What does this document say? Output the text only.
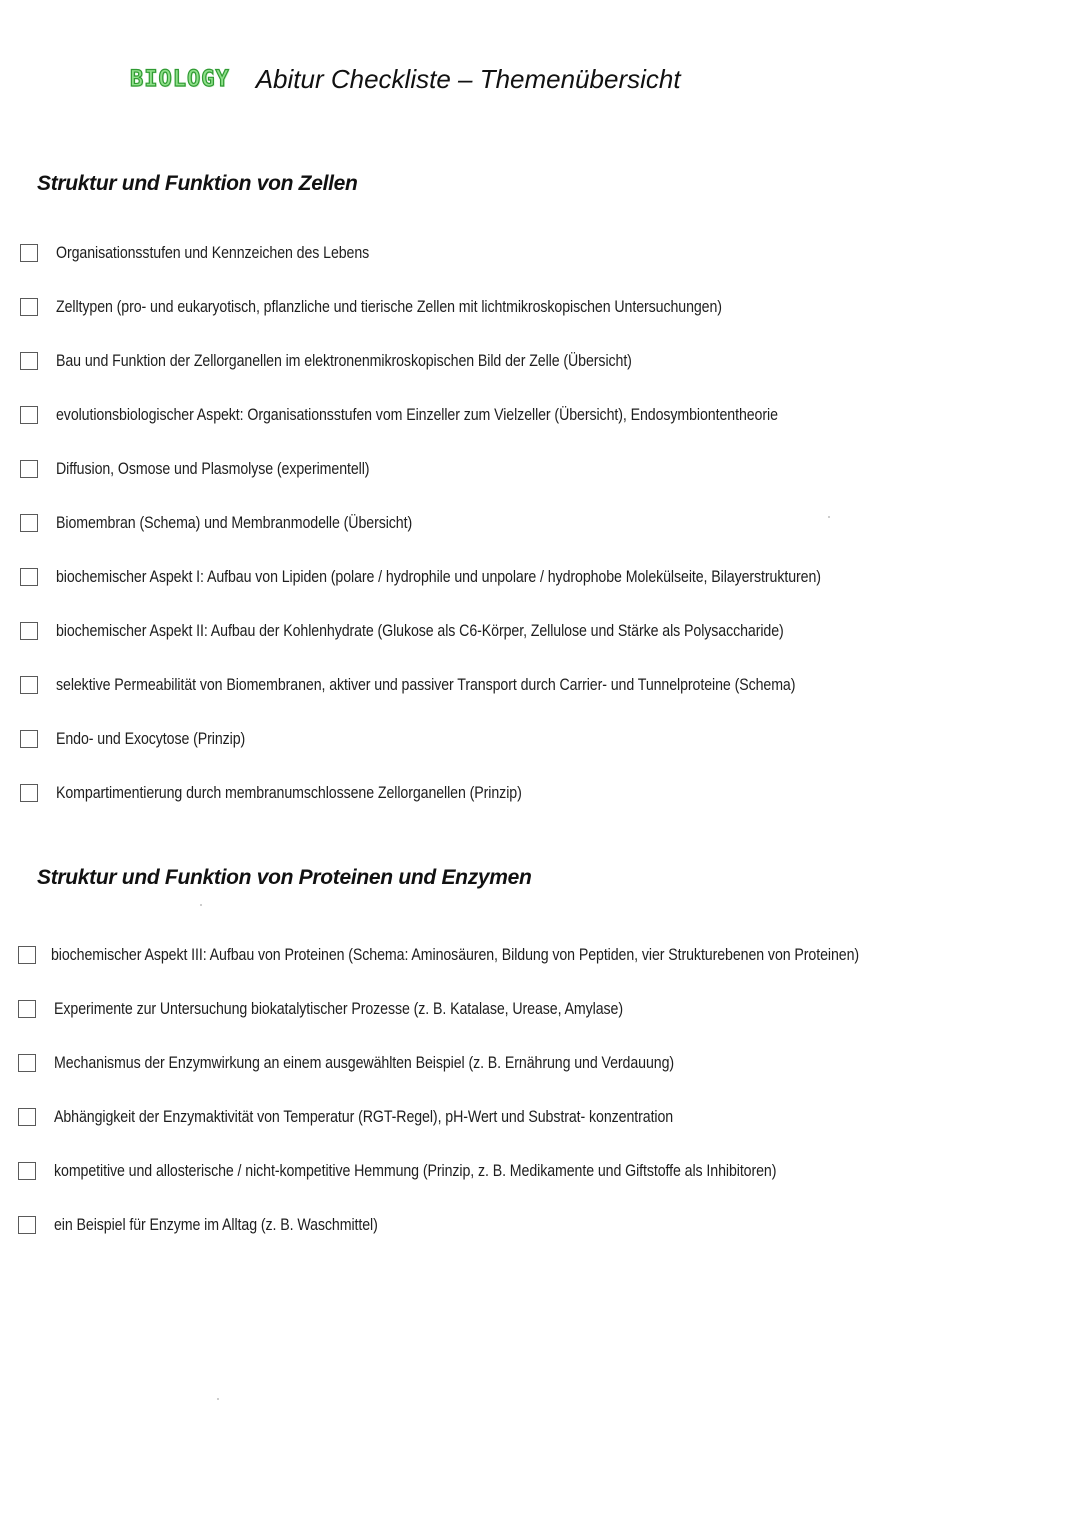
BIOLOGY Abitur Checkliste – Themenübersicht
Struktur und Funktion von Zellen
Organisationsstufen und Kennzeichen des Lebens
Zelltypen (pro- und eukaryotisch, pflanzliche und tierische Zellen mit lichtmikroskopischen Untersuchungen)
Bau und Funktion der Zellorganellen im elektronenmikroskopischen Bild der Zelle (Übersicht)
evolutionsbiologischer Aspekt: Organisationsstufen vom Einzeller zum Vielzeller (Übersicht), Endosymbiontentheorie
Diffusion, Osmose und Plasmolyse (experimentell)
Biomembran (Schema) und Membranmodelle (Übersicht)
biochemischer Aspekt I: Aufbau von Lipiden (polare / hydrophile und unpolare / hydrophobe Molekülseite, Bilayerstrukturen)
biochemischer Aspekt II: Aufbau der Kohlenhydrate (Glukose als C6-Körper, Zellulose und Stärke als Polysaccharide)
selektive Permeabilität von Biomembranen, aktiver und passiver Transport durch Carrier- und Tunnelproteine (Schema)
Endo- und Exocytose (Prinzip)
Kompartimentierung durch membranumschlossene Zellorganellen (Prinzip)
Struktur und Funktion von Proteinen und Enzymen
biochemischer Aspekt III: Aufbau von Proteinen (Schema: Aminosäuren, Bildung von Peptiden, vier Strukturebenen von Proteinen)
Experimente zur Untersuchung biokatalytischer Prozesse (z. B. Katalase, Urease, Amylase)
Mechanismus der Enzymwirkung an einem ausgewählten Beispiel (z. B. Ernährung und Verdauung)
Abhängigkeit der Enzymaktivität von Temperatur (RGT-Regel), pH-Wert und Substrat- konzentration
kompetitive und allosterische / nicht-kompetitive Hemmung (Prinzip, z. B. Medikamente und Giftstoffe als Inhibitoren)
ein Beispiel für Enzyme im Alltag (z. B. Waschmittel)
________________________________________
| Task requirements |
Show the lines of the data that hold the word "Zellorganellen".

| Your solution |
Bau und Funktion der Zellorganellen im elektronenmikroskopischen Bild der Zelle (Übersicht)
Kompartimentierung durch membranumschlossene Zellorganellen (Prinzip)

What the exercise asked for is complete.